## Start
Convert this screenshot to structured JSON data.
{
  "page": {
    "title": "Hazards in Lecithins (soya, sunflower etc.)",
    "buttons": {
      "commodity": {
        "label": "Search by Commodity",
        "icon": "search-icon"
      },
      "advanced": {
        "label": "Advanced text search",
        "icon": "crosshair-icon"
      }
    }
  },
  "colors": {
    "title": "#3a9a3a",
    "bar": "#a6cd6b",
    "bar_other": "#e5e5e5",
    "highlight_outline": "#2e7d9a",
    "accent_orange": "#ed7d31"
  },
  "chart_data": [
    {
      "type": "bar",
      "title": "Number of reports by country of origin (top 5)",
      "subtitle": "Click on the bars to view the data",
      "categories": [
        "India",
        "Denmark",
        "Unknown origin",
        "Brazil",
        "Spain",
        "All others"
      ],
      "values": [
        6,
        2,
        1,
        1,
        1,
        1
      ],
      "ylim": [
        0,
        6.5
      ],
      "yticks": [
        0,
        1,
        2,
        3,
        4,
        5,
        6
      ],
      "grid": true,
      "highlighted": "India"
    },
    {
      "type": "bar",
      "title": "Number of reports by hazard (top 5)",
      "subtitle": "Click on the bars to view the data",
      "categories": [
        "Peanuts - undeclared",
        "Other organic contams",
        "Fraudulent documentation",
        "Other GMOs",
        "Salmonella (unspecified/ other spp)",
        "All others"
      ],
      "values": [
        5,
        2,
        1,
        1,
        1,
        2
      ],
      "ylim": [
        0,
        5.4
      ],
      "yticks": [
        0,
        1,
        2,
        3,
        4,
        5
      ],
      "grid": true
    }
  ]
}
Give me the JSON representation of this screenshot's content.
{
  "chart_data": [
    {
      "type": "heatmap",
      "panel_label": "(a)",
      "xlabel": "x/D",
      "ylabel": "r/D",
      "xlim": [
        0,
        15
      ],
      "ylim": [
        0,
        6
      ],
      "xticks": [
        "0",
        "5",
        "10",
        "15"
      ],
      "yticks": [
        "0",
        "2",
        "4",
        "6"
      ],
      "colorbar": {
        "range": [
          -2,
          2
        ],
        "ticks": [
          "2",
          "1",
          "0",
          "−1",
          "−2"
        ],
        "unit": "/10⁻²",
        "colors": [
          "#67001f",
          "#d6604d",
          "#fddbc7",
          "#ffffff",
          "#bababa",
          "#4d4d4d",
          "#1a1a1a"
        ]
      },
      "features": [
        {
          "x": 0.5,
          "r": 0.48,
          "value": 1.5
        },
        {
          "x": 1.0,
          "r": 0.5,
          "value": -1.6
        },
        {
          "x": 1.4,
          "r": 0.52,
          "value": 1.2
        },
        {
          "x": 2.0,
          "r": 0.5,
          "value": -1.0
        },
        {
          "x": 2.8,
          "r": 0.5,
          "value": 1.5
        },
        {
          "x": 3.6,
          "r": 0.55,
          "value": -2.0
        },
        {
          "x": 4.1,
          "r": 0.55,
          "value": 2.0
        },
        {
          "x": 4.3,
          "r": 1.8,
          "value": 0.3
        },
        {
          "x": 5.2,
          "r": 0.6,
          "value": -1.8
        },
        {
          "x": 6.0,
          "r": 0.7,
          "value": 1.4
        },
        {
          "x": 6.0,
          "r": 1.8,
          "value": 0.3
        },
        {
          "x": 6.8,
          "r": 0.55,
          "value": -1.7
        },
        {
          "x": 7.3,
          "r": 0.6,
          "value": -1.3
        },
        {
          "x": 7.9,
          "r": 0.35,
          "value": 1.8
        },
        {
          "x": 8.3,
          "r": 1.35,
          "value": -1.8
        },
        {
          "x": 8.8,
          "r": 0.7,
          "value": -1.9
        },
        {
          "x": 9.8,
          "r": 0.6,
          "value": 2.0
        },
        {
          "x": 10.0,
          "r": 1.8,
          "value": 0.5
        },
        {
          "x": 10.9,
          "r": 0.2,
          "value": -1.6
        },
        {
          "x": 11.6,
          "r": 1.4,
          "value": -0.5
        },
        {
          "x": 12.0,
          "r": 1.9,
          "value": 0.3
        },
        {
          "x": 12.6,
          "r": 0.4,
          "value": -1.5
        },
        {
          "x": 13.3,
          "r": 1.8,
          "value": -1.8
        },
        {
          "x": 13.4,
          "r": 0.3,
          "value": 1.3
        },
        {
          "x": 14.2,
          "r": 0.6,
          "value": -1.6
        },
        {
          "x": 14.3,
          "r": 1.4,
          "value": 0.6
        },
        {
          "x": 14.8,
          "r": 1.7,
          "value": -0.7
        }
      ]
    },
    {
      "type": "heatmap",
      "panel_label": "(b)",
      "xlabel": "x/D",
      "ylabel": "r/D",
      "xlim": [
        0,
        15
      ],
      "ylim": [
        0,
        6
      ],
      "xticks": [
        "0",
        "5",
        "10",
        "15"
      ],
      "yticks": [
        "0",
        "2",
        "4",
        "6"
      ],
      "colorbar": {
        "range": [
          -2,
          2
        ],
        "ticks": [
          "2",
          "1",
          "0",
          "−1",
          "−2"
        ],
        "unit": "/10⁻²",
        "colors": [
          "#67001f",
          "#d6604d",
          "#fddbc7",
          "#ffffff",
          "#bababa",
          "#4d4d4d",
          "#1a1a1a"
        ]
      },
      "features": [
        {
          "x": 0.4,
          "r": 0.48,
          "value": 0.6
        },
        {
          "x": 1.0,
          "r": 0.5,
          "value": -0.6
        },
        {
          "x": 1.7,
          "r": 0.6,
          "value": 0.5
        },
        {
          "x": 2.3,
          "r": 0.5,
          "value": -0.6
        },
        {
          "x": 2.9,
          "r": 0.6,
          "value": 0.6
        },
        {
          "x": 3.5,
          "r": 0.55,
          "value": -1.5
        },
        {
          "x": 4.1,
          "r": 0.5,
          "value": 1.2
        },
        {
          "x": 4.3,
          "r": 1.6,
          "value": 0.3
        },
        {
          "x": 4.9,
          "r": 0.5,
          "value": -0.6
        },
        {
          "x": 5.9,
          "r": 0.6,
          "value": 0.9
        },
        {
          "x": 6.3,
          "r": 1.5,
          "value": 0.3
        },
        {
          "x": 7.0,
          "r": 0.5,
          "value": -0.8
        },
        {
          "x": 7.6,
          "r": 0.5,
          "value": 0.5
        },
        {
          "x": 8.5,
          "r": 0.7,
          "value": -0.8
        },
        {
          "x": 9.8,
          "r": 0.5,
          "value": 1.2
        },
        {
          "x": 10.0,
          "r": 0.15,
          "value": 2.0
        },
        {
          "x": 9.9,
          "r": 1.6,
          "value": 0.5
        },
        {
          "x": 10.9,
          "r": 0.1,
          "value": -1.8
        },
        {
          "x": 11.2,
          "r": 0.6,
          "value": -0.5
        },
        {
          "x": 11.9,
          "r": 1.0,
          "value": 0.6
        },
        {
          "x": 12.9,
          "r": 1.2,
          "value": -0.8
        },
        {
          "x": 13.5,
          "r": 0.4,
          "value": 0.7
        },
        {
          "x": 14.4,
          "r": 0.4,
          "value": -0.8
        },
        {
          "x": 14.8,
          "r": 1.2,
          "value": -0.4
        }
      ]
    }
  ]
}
## End
■ Exercise brief
Copy each line that contains the word "origin".

■ Final answer
      "title": "Number of reports by country of origin (top 5)",
        "Unknown origin",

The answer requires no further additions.